# Prompt
Find every line below that contains the word "SRMTID" and copy it out.

# Information shown
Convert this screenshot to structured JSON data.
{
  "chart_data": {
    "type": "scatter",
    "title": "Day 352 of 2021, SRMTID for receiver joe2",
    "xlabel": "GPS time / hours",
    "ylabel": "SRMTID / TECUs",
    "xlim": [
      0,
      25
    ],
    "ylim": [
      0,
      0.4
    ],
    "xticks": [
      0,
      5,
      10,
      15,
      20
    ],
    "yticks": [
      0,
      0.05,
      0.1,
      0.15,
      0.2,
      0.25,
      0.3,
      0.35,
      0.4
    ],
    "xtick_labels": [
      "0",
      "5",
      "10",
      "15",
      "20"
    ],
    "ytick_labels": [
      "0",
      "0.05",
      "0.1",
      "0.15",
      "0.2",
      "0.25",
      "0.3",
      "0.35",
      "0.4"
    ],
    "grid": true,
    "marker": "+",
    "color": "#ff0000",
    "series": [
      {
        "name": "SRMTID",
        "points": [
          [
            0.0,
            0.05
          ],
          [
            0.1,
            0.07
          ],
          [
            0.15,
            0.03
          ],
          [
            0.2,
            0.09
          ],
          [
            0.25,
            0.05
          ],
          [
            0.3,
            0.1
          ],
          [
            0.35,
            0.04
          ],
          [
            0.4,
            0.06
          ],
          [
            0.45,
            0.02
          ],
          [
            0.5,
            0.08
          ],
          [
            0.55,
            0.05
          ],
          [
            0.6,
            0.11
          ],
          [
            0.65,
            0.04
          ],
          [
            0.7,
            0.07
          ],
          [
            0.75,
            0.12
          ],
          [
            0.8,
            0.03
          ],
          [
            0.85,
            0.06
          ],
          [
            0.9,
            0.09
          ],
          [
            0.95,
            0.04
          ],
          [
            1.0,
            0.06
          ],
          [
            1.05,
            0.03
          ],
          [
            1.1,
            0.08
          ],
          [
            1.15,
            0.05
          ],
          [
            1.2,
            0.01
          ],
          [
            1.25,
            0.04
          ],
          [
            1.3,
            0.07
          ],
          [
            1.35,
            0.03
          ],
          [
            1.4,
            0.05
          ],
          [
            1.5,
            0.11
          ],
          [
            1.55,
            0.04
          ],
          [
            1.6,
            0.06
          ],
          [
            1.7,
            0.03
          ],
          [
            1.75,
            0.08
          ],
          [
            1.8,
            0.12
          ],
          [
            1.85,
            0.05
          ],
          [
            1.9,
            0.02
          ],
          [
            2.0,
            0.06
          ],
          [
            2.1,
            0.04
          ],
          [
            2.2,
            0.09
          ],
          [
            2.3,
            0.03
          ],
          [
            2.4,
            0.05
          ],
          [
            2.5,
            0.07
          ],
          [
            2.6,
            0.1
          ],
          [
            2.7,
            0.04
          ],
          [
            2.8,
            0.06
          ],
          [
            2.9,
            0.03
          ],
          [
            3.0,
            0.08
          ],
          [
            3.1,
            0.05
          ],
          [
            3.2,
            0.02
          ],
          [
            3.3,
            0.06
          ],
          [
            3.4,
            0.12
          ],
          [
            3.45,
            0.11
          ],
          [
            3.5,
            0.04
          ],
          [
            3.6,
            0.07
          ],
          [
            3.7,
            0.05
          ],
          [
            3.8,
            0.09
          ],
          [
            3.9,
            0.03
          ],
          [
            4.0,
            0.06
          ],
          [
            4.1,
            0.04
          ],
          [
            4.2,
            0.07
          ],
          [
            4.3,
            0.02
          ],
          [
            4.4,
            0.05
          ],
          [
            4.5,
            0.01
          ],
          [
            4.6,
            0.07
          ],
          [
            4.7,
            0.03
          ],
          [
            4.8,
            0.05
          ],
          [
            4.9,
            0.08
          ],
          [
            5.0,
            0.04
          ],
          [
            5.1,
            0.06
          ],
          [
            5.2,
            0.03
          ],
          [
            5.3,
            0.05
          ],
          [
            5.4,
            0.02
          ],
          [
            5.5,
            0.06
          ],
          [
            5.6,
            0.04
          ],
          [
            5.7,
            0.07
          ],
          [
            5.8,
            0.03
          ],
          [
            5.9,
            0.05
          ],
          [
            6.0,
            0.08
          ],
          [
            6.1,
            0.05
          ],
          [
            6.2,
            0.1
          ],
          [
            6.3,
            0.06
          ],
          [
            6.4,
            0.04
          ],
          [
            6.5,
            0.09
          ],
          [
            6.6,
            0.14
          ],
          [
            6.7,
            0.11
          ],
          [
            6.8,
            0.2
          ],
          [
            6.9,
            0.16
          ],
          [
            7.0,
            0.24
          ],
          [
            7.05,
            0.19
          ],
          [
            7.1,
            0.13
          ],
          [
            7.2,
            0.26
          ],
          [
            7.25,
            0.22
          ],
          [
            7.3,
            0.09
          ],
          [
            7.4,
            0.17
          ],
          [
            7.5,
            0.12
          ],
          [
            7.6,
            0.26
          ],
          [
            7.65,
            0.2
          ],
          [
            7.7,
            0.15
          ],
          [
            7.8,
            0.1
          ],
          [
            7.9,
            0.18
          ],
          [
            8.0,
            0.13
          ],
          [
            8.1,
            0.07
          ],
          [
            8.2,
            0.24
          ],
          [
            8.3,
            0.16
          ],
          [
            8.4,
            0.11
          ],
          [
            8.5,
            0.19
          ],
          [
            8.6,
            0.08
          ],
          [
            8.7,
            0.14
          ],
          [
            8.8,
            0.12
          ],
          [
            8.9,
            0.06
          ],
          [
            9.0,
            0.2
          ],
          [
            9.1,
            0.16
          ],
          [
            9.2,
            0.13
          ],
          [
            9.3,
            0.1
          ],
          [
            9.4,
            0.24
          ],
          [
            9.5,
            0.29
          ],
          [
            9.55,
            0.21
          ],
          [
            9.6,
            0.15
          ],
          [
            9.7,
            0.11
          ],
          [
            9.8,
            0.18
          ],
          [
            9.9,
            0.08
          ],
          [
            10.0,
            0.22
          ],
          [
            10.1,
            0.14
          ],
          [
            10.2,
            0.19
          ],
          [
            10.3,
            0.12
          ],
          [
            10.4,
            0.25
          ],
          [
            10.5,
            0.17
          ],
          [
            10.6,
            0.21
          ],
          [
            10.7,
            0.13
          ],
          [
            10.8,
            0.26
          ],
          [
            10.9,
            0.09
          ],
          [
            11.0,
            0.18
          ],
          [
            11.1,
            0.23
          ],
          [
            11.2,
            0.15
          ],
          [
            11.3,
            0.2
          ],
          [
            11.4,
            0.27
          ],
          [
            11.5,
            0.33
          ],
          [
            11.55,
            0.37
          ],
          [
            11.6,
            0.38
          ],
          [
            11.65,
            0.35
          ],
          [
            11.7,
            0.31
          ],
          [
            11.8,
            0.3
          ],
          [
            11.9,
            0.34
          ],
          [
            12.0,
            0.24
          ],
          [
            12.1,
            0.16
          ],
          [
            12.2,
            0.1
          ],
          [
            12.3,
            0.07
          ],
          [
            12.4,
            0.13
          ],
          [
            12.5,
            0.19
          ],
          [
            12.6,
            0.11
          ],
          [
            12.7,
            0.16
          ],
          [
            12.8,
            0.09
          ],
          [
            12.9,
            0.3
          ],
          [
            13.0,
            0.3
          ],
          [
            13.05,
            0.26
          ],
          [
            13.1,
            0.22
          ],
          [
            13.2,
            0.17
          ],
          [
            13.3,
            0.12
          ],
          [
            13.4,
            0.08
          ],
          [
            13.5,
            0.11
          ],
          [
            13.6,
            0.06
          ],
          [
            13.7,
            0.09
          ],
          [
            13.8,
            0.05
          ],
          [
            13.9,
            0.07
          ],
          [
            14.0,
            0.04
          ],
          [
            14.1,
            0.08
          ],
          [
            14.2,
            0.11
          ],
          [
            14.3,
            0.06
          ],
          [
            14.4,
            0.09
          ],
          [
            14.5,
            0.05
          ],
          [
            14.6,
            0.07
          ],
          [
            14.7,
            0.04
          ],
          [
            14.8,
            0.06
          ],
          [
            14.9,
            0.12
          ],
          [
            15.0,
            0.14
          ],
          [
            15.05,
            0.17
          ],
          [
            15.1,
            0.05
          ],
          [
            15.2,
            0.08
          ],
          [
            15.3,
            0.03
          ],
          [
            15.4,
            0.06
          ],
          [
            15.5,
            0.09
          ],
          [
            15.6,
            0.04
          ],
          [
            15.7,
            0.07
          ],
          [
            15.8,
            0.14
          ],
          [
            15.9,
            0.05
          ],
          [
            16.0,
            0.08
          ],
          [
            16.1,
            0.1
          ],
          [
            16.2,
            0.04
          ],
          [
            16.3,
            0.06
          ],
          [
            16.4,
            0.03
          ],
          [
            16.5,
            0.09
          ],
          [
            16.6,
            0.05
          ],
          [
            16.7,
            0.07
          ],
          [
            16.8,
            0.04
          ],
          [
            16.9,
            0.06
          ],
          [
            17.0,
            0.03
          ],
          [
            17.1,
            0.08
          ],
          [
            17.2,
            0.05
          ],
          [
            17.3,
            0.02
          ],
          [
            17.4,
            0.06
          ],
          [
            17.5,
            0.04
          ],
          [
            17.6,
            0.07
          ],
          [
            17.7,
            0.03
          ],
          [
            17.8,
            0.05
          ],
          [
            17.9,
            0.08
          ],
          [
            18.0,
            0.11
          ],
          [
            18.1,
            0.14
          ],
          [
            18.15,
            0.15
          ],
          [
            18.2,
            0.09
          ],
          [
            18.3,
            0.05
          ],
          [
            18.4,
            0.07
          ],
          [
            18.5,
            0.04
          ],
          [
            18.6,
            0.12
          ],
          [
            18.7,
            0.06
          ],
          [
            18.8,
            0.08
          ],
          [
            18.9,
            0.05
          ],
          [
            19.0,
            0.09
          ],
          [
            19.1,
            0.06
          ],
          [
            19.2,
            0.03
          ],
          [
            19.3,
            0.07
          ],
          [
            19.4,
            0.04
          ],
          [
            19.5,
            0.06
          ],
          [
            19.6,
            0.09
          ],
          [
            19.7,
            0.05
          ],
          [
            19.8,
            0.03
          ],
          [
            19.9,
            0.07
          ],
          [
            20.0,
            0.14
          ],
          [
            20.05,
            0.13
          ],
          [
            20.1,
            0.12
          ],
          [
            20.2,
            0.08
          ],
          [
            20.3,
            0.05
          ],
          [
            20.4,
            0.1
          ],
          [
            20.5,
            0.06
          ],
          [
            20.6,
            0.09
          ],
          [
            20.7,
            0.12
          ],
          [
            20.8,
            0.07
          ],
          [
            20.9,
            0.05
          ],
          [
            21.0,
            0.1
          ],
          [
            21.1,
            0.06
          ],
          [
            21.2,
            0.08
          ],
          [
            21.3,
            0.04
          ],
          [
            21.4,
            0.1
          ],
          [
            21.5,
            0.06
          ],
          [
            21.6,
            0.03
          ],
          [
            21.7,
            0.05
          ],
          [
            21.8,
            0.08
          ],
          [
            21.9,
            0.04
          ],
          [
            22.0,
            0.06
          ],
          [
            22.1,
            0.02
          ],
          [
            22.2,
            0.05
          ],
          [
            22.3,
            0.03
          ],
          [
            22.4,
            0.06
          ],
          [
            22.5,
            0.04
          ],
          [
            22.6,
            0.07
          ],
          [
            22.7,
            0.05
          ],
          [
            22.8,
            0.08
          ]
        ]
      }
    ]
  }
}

# Worked answer
    "title": "Day 352 of 2021, SRMTID for receiver joe2",
    "ylabel": "SRMTID / TECUs",
        "name": "SRMTID",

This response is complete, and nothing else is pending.